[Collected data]
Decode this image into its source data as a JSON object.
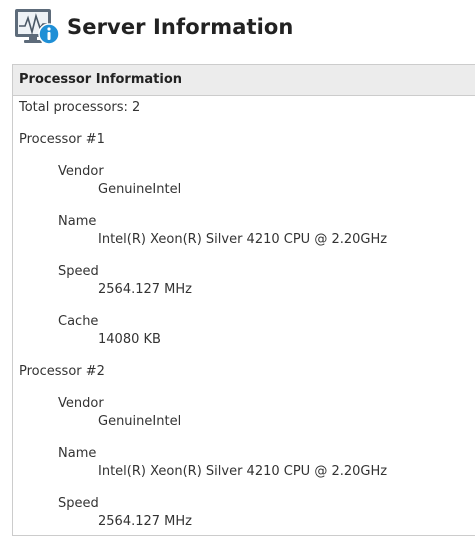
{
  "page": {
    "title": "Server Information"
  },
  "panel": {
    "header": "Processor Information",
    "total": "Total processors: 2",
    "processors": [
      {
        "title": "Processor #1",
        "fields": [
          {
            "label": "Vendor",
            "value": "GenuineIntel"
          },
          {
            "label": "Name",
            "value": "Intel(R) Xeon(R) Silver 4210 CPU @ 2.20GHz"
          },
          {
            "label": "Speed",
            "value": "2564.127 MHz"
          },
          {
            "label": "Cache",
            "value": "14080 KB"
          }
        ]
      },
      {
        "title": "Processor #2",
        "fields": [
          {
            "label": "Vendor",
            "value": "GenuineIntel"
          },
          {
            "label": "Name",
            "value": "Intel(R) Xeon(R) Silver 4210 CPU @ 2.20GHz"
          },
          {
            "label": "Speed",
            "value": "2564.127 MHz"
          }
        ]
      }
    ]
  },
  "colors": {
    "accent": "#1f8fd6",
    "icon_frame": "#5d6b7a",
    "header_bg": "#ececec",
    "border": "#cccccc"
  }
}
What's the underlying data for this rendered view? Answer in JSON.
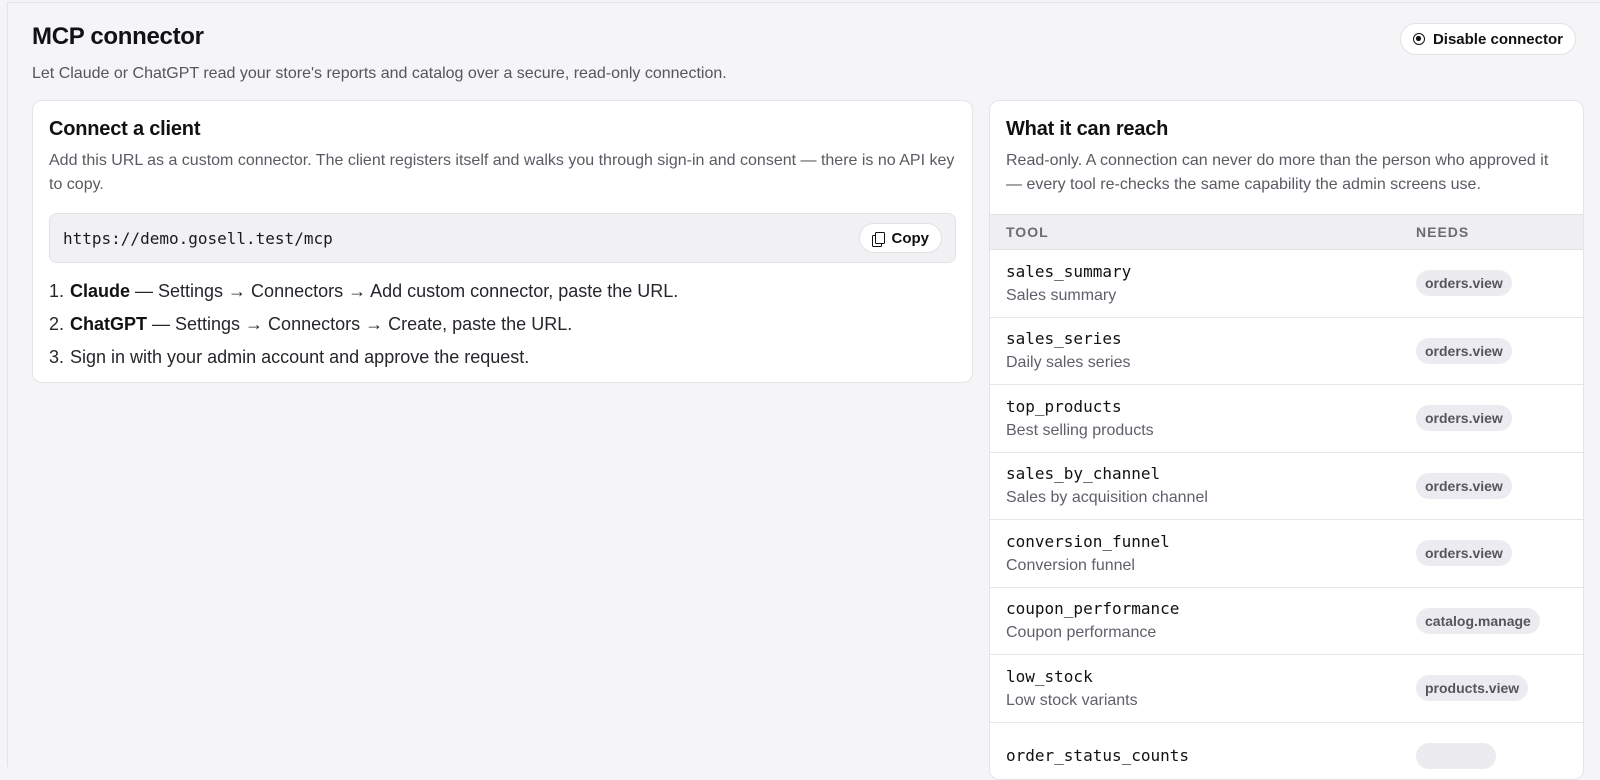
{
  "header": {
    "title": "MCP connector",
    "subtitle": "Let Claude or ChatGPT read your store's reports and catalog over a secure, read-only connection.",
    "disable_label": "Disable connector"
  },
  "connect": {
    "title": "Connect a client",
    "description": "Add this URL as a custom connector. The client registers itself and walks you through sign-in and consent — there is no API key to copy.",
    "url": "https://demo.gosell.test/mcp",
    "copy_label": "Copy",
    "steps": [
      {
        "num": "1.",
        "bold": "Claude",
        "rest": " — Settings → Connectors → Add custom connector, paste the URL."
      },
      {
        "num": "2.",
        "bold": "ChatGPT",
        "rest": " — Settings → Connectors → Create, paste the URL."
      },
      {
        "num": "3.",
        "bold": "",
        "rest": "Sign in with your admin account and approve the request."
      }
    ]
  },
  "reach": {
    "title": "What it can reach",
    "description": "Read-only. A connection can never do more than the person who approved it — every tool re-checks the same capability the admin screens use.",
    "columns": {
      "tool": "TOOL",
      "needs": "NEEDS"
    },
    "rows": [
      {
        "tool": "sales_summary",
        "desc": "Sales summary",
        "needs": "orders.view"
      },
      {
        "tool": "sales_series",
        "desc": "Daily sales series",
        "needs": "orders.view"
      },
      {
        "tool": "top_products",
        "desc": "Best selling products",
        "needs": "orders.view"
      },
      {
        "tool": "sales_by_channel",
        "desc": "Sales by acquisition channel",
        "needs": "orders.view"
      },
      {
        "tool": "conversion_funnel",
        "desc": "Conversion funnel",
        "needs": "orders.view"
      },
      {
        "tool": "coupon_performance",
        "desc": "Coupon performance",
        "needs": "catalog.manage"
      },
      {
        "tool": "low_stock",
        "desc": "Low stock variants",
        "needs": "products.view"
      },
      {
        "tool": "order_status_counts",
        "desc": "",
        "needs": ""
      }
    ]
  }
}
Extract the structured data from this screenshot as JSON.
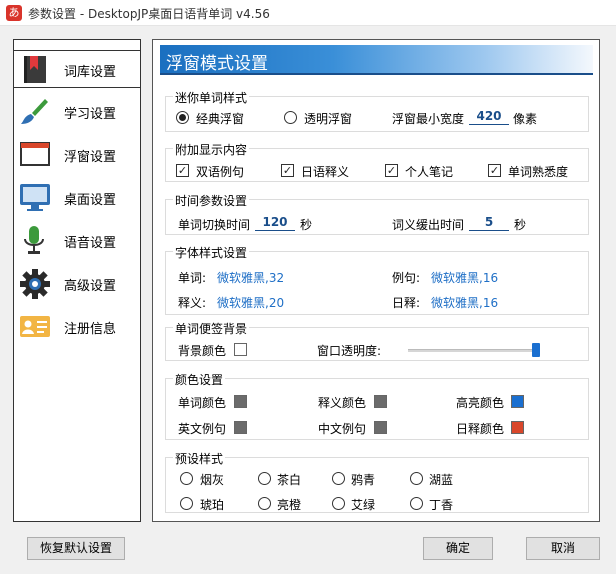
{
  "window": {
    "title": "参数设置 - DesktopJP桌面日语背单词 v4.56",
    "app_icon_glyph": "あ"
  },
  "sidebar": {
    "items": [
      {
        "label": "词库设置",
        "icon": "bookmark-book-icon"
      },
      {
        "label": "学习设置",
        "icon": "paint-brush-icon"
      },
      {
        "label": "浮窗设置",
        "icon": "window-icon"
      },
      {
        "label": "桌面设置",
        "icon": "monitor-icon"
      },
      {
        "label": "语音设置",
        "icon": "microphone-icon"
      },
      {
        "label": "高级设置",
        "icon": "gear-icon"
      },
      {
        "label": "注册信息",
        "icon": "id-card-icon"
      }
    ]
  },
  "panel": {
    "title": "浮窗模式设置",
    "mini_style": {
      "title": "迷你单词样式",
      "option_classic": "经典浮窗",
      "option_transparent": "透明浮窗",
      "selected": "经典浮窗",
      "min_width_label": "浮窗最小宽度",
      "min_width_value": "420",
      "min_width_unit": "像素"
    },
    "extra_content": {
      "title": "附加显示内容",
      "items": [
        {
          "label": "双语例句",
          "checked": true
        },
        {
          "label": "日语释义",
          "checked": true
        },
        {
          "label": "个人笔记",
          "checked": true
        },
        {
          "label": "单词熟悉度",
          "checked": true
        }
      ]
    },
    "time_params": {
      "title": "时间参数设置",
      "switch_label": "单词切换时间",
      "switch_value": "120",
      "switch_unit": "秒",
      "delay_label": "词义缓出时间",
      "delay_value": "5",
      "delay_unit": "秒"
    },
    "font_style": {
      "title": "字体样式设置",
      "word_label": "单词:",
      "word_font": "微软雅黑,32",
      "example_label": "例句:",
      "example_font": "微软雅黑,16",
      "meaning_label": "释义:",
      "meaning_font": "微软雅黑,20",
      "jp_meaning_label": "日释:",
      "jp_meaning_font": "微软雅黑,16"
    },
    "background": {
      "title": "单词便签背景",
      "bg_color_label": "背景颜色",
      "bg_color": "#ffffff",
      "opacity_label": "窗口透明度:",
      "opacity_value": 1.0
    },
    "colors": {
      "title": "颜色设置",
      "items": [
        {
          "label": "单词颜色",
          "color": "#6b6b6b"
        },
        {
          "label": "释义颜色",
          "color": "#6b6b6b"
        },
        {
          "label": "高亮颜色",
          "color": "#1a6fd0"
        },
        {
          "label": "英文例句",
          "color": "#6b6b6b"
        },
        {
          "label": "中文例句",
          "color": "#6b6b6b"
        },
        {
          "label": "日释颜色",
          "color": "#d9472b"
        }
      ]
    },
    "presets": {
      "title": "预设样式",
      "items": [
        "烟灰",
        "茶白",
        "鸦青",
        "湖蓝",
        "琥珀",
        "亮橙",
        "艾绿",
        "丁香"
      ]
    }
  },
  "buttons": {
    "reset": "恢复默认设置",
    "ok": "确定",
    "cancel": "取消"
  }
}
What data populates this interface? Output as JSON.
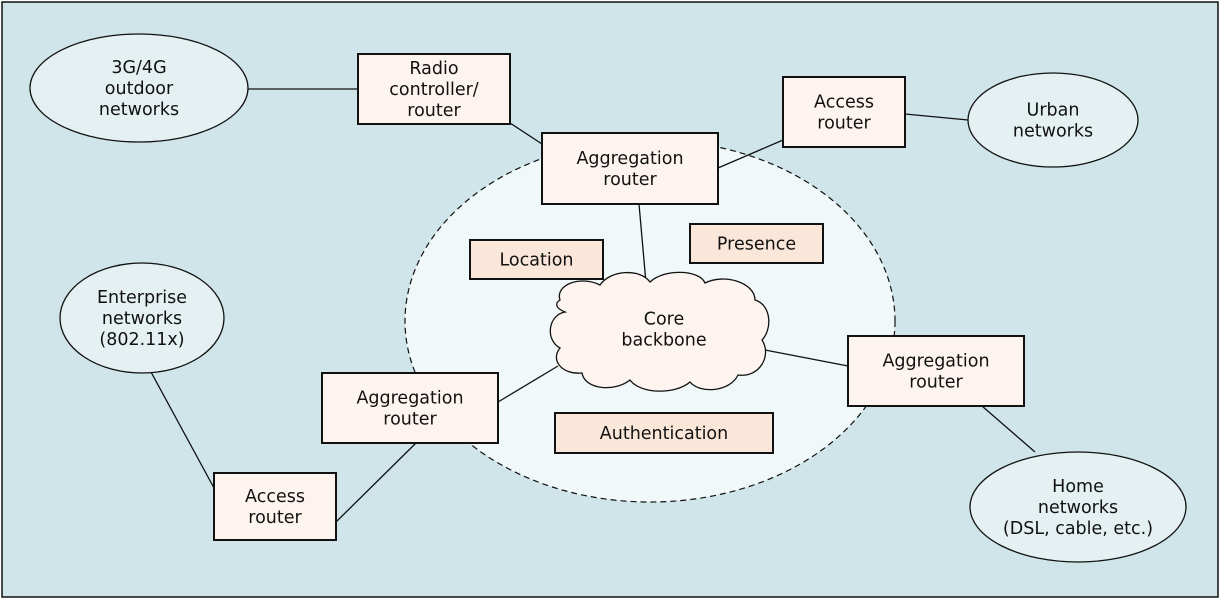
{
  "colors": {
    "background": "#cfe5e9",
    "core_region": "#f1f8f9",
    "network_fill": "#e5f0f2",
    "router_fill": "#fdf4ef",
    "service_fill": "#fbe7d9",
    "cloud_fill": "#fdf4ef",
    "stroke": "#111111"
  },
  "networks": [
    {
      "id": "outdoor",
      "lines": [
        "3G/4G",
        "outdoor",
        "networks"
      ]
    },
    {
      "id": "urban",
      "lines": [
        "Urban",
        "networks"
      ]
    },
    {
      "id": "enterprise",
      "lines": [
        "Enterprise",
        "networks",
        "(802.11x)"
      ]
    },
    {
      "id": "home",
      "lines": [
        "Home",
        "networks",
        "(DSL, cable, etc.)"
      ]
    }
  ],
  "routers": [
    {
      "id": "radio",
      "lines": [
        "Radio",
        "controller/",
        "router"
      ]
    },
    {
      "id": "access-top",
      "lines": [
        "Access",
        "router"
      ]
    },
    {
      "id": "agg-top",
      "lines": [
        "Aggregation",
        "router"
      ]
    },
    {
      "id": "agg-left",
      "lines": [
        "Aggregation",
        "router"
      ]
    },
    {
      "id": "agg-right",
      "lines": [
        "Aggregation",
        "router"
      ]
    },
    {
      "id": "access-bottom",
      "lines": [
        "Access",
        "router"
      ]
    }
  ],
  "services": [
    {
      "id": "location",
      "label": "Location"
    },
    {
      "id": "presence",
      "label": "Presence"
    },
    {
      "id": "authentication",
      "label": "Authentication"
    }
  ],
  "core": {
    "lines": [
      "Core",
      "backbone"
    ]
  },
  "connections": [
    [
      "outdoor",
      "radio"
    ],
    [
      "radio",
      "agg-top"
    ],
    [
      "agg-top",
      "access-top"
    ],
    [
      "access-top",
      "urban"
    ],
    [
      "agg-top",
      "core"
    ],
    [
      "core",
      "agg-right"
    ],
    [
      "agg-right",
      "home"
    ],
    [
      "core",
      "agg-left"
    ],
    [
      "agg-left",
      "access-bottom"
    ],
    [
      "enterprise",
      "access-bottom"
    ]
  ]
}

Problem to work on: Look through the material above. Copy each line where the word "your" appears.

Task output:
    "subtitle": "Let Claude or ChatGPT read your store's reports and catalog over a secure, read-only connection.",
        "rest": "Sign in with your admin account and approve the request."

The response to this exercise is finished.